# YOUR TASK
Only the lines holding the string "dash" are needed. Copy each one.

# SUPPLIED ENTRIES
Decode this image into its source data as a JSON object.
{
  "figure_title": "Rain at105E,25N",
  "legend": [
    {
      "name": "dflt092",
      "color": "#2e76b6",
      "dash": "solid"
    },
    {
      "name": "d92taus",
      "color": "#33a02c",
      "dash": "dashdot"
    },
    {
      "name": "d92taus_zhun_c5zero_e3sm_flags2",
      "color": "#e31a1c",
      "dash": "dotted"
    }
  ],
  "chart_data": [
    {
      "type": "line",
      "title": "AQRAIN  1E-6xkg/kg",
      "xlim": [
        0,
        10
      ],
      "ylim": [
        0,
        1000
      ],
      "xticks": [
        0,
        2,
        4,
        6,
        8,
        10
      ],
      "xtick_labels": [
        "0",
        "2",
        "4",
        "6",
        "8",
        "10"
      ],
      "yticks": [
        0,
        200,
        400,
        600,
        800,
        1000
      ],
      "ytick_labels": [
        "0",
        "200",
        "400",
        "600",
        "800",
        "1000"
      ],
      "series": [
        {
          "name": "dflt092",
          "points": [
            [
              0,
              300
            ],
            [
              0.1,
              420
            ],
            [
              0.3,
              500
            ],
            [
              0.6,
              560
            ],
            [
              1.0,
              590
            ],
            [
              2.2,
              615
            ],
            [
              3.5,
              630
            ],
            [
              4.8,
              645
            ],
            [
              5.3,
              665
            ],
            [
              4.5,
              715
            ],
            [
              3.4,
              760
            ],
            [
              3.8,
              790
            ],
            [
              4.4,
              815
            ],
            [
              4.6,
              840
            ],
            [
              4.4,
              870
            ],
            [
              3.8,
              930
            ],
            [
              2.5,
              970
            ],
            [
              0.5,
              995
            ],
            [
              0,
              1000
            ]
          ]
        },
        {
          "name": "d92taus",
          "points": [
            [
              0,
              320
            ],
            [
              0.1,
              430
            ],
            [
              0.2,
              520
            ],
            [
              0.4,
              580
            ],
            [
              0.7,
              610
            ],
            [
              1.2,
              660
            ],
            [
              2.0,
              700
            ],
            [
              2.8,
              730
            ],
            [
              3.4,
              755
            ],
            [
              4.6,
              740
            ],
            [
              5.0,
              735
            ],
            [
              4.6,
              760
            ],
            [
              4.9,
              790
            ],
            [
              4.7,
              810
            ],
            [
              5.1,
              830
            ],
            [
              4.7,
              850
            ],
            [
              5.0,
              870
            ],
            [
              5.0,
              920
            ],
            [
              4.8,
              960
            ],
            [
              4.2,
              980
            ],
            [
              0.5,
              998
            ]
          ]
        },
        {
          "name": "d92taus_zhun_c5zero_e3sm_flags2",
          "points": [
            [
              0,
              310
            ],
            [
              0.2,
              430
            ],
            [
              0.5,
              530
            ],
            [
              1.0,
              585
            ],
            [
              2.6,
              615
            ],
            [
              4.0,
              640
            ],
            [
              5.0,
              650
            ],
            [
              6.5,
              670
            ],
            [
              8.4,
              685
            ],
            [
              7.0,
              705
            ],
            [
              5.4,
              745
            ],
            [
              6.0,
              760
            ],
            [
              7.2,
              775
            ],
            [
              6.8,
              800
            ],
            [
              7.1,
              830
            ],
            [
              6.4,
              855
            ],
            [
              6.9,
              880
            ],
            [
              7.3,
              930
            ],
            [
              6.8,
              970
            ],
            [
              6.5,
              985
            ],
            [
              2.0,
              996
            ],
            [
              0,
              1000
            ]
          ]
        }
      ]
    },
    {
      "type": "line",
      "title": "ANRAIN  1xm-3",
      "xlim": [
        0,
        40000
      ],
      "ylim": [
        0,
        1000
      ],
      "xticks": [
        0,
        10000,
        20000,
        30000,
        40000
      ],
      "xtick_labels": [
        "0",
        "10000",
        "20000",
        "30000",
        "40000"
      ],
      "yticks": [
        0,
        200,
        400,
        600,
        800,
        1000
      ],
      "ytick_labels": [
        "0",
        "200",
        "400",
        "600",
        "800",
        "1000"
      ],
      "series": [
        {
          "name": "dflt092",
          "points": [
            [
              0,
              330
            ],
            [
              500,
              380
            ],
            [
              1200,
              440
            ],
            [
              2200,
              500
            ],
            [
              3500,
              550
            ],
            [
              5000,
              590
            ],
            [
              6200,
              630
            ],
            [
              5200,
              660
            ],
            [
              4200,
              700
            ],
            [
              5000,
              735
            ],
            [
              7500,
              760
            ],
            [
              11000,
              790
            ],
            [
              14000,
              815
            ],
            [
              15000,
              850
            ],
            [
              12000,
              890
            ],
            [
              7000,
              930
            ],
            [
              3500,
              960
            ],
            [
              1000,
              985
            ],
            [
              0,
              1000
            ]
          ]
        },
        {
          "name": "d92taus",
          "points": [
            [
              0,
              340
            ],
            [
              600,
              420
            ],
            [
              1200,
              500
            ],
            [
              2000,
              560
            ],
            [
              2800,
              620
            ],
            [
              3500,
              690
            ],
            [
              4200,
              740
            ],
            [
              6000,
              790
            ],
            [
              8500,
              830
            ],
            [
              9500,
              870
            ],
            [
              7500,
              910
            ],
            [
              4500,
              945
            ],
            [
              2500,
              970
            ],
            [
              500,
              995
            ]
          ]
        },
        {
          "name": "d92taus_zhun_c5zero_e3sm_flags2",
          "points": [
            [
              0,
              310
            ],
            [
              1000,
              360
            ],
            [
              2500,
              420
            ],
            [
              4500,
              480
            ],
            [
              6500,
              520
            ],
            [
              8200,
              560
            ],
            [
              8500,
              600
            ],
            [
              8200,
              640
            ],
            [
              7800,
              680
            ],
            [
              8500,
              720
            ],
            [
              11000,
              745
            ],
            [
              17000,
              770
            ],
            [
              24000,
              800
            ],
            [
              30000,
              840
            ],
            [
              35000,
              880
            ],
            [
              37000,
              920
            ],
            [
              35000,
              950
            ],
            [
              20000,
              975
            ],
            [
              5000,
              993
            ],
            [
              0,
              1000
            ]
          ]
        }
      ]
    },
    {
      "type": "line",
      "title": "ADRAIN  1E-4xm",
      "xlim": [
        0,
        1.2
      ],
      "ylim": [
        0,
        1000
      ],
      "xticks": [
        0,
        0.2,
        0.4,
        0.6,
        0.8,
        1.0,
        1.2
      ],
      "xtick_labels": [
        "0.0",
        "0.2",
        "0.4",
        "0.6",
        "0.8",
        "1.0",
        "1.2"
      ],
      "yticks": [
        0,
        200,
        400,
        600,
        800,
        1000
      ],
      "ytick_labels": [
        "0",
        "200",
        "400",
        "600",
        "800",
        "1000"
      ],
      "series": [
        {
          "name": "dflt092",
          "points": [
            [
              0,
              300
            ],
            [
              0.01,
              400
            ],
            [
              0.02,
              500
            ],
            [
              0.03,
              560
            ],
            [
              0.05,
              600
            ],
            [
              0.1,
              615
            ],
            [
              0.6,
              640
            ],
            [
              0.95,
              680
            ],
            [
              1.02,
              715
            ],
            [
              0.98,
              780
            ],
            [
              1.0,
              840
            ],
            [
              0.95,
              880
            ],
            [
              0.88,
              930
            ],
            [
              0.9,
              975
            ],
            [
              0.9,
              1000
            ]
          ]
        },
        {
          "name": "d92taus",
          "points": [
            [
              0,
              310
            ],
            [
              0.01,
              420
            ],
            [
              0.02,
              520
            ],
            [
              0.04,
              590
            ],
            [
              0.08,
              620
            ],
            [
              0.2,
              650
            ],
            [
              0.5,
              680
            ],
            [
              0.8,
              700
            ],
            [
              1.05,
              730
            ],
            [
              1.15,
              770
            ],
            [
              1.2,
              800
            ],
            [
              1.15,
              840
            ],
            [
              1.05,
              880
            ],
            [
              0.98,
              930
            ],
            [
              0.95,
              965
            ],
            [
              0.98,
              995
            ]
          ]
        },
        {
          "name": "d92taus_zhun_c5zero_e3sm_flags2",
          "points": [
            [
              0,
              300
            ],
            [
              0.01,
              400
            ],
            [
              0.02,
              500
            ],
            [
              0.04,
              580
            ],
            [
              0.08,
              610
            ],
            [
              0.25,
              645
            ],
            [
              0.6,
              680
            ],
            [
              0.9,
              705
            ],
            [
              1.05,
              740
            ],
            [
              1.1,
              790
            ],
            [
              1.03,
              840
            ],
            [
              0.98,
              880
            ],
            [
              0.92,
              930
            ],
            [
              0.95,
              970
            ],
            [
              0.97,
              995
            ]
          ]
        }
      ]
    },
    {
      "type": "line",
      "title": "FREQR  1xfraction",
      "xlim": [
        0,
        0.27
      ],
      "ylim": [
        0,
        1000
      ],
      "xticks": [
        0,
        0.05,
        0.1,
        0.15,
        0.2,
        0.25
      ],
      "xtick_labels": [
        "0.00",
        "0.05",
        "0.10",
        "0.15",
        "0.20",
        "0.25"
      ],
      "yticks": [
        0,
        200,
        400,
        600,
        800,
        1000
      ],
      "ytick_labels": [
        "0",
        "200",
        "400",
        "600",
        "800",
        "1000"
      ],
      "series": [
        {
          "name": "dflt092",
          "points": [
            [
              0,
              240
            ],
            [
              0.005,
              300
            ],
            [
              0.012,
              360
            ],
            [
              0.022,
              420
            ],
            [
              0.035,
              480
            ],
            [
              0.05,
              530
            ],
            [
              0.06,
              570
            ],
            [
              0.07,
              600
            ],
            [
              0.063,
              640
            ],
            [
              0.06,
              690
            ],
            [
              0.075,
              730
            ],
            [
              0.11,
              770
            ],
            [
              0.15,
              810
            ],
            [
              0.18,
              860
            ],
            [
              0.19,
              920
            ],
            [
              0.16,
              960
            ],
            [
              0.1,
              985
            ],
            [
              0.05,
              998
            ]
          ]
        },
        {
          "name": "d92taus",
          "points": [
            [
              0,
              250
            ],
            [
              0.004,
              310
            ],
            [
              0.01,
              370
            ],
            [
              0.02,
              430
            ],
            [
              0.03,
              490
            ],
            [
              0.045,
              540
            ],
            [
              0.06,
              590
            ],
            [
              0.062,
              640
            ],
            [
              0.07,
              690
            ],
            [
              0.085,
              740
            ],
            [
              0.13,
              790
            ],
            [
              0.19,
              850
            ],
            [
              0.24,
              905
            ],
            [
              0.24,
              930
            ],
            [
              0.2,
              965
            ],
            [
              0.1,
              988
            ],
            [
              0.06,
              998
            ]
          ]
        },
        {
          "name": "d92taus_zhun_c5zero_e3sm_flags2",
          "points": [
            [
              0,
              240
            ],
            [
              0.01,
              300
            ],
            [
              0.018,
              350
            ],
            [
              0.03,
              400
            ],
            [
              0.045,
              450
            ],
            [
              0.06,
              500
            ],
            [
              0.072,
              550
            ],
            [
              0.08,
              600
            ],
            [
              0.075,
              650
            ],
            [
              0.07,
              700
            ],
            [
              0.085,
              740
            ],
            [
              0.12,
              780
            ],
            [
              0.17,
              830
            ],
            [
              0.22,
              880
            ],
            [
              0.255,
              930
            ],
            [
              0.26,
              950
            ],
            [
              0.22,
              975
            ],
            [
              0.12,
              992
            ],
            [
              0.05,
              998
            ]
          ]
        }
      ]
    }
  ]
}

# SOLUTION FOR THIS EXERCISE
      "dash": "solid"
      "dash": "dashdot"
      "dash": "dotted"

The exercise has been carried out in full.